What is required:
Locate each line in the records containing "大吉大利". Copy it.

Dataset extract:
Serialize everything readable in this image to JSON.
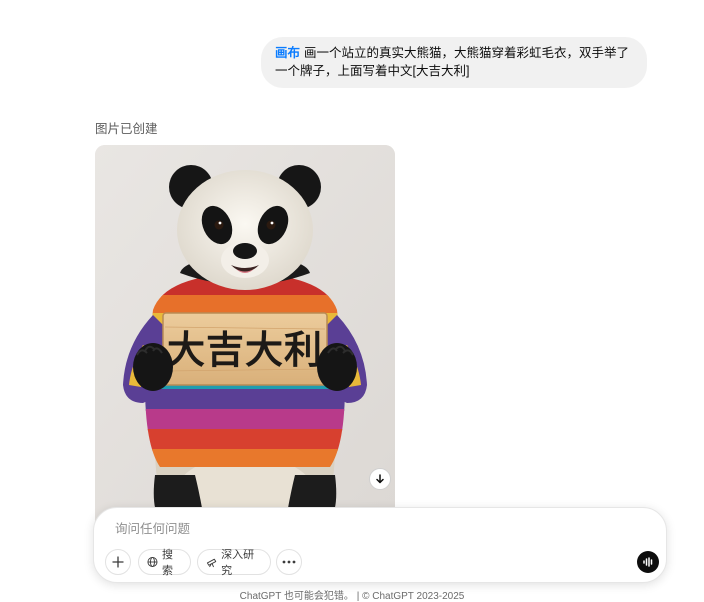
{
  "conversation": {
    "user_message": {
      "tag": "画布",
      "text": "画一个站立的真实大熊猫，大熊猫穿着彩虹毛衣，双手举了一个牌子，上面写着中文[大吉大利]"
    },
    "assistant": {
      "status": "图片已创建",
      "image_sign_text": "大吉大利"
    }
  },
  "composer": {
    "placeholder": "询问任何问题",
    "buttons": {
      "search_label": "搜索",
      "research_label": "深入研究"
    }
  },
  "footer": {
    "note": "ChatGPT 也可能会犯错。 | © ChatGPT 2023-2025"
  },
  "icons": {
    "add": "plus-icon",
    "search": "globe-icon",
    "research": "telescope-icon",
    "more": "more-icon",
    "voice": "voice-mode-icon",
    "download": "download-icon"
  },
  "colors": {
    "canvas_tag": "#0a7cff",
    "bubble_bg": "#f1f1f1",
    "voice_button": "#0d0d0d"
  }
}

Answer for this exercise:
      "text": "画一个站立的真实大熊猫，大熊猫穿着彩虹毛衣，双手举了一个牌子，上面写着中文[大吉大利]"
      "image_sign_text": "大吉大利"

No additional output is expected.